> PAGE TEXT
Well, heres my two cents. I own 3 dedicated plow trucks, they all are suited with Nokian Hawks. Of course these trucks only see winter weather road conditions, which sometimes can be bare pavement traveling on the highways to and from plows. I have been running them on these three trucks for 10 years, they are still in x-cellent shape. I did have to replace the front ones on my sand truck only because for some reason it thru out most of the studs and stopping that beast when she full of sand it pretty important.

kingriver
james


----------



## brad96z28 (Aug 21, 2005)

m&s wear quick in the off season for ure but had great traction when they where new,


----------



## ddb maine (Dec 4, 2009)

King river. What kind of trucks? 1 tons? Did you figure out why they were throwing studs?


----------



## plowmaster07 (Feb 1, 2009)

Dunno if you figured out your tire situation yet. I'm running Artic Claws on my Dodge (like you listed), very impressed with them. Really quiet on the highway and very good year round tire. I have about 15K on them so far? Can get another season of pushing before a new set.

Aaron


----------



## bdlawncare (Oct 1, 2011)

if its for a truck im assuming check the ( hankook dynapro atm rf10) good tire snow rated, yes theres flake on the side they are amazing in the snow and ice for a decent price i payed 135 per tire for 265/70r/17... just a thought because they have them in many sizes check tirerack


----------

> DIRECTION 1
Reproduce the tire thread word for word, beginning at "Well, heres my" and stopping after "(Aug 21, 2005)".

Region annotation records

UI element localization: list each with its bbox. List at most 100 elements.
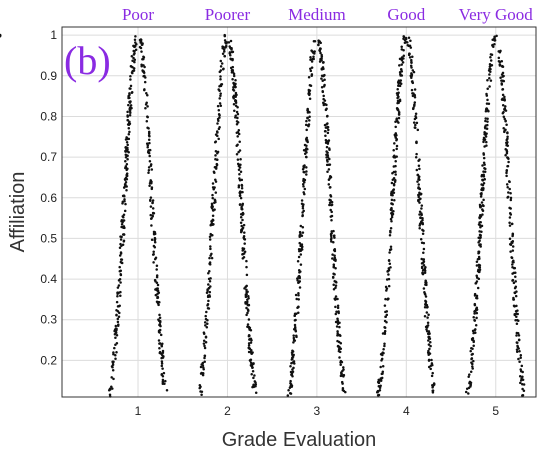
data-point (300, 243, 304, 246)
data-point (206, 289, 209, 293)
data-point (500, 83, 504, 86)
data-point (297, 298, 300, 301)
data-point (290, 351, 294, 355)
data-point (409, 64, 413, 68)
data-point (119, 238, 123, 241)
data-point (115, 333, 119, 337)
data-point (247, 294, 250, 298)
data-point (396, 96, 399, 100)
data-point (474, 328, 477, 331)
data-point (383, 319, 387, 323)
data-point (473, 294, 477, 297)
data-point (327, 128, 330, 132)
data-point (515, 304, 518, 308)
data-point (305, 139, 308, 142)
data-point (147, 127, 150, 130)
data-point (422, 241, 426, 245)
data-point (293, 339, 297, 342)
data-point (414, 123, 417, 127)
data-point (486, 78, 489, 82)
data-point (488, 73, 491, 76)
data-point (114, 336, 117, 339)
data-point (423, 271, 427, 274)
data-point (336, 304, 340, 307)
data-point (145, 91, 148, 95)
data-point (211, 208, 215, 212)
scatter-points (0, 33, 526, 398)
data-point (325, 150, 328, 153)
data-point (151, 214, 154, 217)
data-point (400, 63, 403, 66)
data-point (214, 178, 217, 181)
data-point (477, 255, 481, 259)
data-point (128, 113, 132, 117)
data-point (486, 87, 489, 90)
data-point (204, 317, 208, 321)
data-point (111, 369, 115, 372)
data-point (518, 360, 521, 364)
data-point (424, 300, 428, 303)
data-point (161, 375, 165, 378)
data-point (147, 149, 151, 152)
data-point (301, 226, 305, 229)
data-point (376, 389, 380, 393)
data-point (158, 351, 162, 355)
data-point (148, 159, 152, 163)
data-point (394, 120, 397, 124)
data-point (382, 348, 385, 351)
data-point (302, 191, 305, 194)
data-point (396, 99, 400, 103)
data-point (207, 277, 211, 281)
data-point (127, 137, 131, 141)
data-point (501, 88, 504, 91)
data-point (223, 39, 227, 42)
data-point (505, 174, 508, 178)
data-point (124, 180, 128, 184)
data-point (499, 76, 502, 79)
data-point (326, 140, 330, 143)
data-point (478, 224, 482, 227)
data-point (236, 162, 240, 166)
data-point (158, 313, 161, 317)
data-point (112, 377, 115, 381)
data-point (251, 366, 254, 369)
data-point (482, 161, 486, 164)
data-point (511, 234, 514, 238)
data-point (390, 208, 393, 212)
data-point (235, 123, 239, 126)
data-point (493, 38, 497, 42)
data-point (232, 94, 236, 98)
data-point (146, 105, 149, 108)
data-point (160, 372, 164, 376)
data-point (415, 168, 419, 172)
data-point (238, 172, 241, 176)
data-point (129, 104, 133, 107)
data-point (385, 289, 388, 292)
data-point (228, 51, 232, 54)
data-point (124, 145, 128, 149)
data-point (235, 153, 239, 156)
data-point (407, 36, 411, 40)
data-point (248, 346, 251, 350)
data-point (425, 311, 429, 314)
data-point (327, 168, 331, 171)
data-point (488, 65, 492, 68)
data-point (392, 188, 396, 191)
data-point (381, 332, 385, 335)
data-point (209, 285, 212, 288)
data-point (479, 206, 482, 209)
data-point (418, 213, 421, 216)
data-point (421, 272, 425, 275)
data-point (117, 279, 121, 282)
data-point (501, 93, 505, 97)
data-point (160, 343, 163, 347)
data-point (320, 57, 323, 60)
data-point (243, 242, 246, 245)
data-point (236, 116, 239, 120)
data-point (230, 48, 233, 51)
data-point (239, 158, 242, 161)
data-point (148, 141, 151, 145)
data-point (467, 392, 470, 395)
data-point (112, 351, 115, 354)
data-point (234, 85, 237, 89)
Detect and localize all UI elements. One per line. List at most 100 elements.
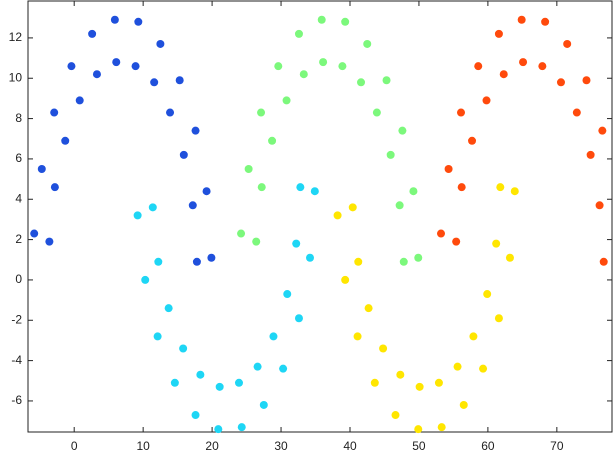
point <box>474 62 483 71</box>
point <box>131 62 140 71</box>
point <box>196 370 205 379</box>
y-tick-label: 10 <box>9 70 23 84</box>
point <box>299 70 308 79</box>
point <box>30 229 39 238</box>
x-tick-label: 0 <box>71 439 78 453</box>
point <box>92 70 101 79</box>
point <box>215 382 224 391</box>
point <box>75 96 84 105</box>
point <box>414 253 423 262</box>
point <box>61 136 70 145</box>
point <box>494 314 503 323</box>
point <box>338 62 347 71</box>
point <box>133 211 142 220</box>
point <box>259 400 268 409</box>
point <box>434 378 443 387</box>
point <box>252 237 261 246</box>
y-tick-label: -6 <box>11 393 22 407</box>
point <box>364 304 373 313</box>
point <box>563 39 572 48</box>
x-tick-label: 60 <box>481 439 495 453</box>
y-tick-label: 8 <box>15 111 22 125</box>
point <box>444 165 453 174</box>
point <box>202 187 211 196</box>
point <box>482 96 491 105</box>
point <box>306 253 315 262</box>
point <box>317 15 326 24</box>
point <box>67 62 76 71</box>
point <box>595 201 604 210</box>
point <box>175 76 184 85</box>
point <box>457 183 466 192</box>
point <box>414 425 423 434</box>
point <box>37 165 46 174</box>
x-tick-label: 30 <box>274 439 288 453</box>
point <box>586 150 595 159</box>
x-tick-label: 20 <box>205 439 219 453</box>
point <box>370 378 379 387</box>
y-tick-label: -2 <box>11 312 22 326</box>
point <box>257 108 266 117</box>
point <box>415 382 424 391</box>
point <box>150 78 159 87</box>
point <box>244 165 253 174</box>
point <box>468 136 477 145</box>
point <box>348 203 357 212</box>
point <box>517 15 526 24</box>
point <box>310 187 319 196</box>
x-tick-label: 40 <box>343 439 357 453</box>
point <box>269 332 278 341</box>
point <box>510 187 519 196</box>
point <box>395 201 404 210</box>
point <box>598 126 607 135</box>
point <box>268 136 277 145</box>
point <box>494 29 503 38</box>
point <box>282 96 291 105</box>
point <box>156 39 165 48</box>
x-tick-label: 70 <box>550 439 564 453</box>
point <box>496 183 505 192</box>
x-tick-label: 10 <box>136 439 150 453</box>
y-tick-label: 2 <box>15 232 22 246</box>
point <box>45 237 54 246</box>
point <box>396 370 405 379</box>
point <box>437 423 446 432</box>
point <box>437 229 446 238</box>
point <box>141 275 150 284</box>
point <box>237 229 246 238</box>
point <box>479 364 488 373</box>
point <box>296 183 305 192</box>
point <box>452 237 461 246</box>
point <box>333 211 342 220</box>
point <box>253 362 262 371</box>
point <box>170 378 179 387</box>
point <box>391 411 400 420</box>
point <box>88 29 97 38</box>
point <box>469 332 478 341</box>
point <box>283 290 292 299</box>
y-tick-label: 12 <box>9 30 23 44</box>
point <box>399 257 408 266</box>
point <box>386 150 395 159</box>
x-tick-label: 50 <box>412 439 426 453</box>
point <box>505 253 514 262</box>
point <box>234 378 243 387</box>
point <box>179 150 188 159</box>
point <box>112 58 121 67</box>
point <box>363 39 372 48</box>
point <box>110 15 119 24</box>
point <box>492 239 501 248</box>
point <box>519 58 528 67</box>
point <box>134 17 143 26</box>
point <box>341 17 350 26</box>
point <box>582 76 591 85</box>
point <box>483 290 492 299</box>
point <box>294 29 303 38</box>
plot-frame <box>27 0 613 433</box>
point <box>372 108 381 117</box>
point <box>572 108 581 117</box>
point <box>257 183 266 192</box>
point <box>409 187 418 196</box>
point <box>237 423 246 432</box>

> DIRECTION 2
Pull out every line of the records that contains the string "most".

> WRITTEN SOLUTION 1
Well, heres my two cents. I own 3 dedicated plow trucks, they all are suited with Nokian Hawks. Of course these trucks only see winter weather road conditions, which sometimes can be bare pavement traveling on the highways to and from plows. I have been running them on these three trucks for 10 years, they are still in x-cellent shape. I did have to replace the front ones on my sand truck only because for some reason it thru out most of the studs and stopping that beast when she full of sand it pretty important.

kingriver
james


----------



## brad96z28 (Aug 21, 2005)

> WRITTEN SOLUTION 2
UI element localization: list each with its bbox. List at most 100 elements.
Detect and localize all UI elements. One per line. List at most 100 elements.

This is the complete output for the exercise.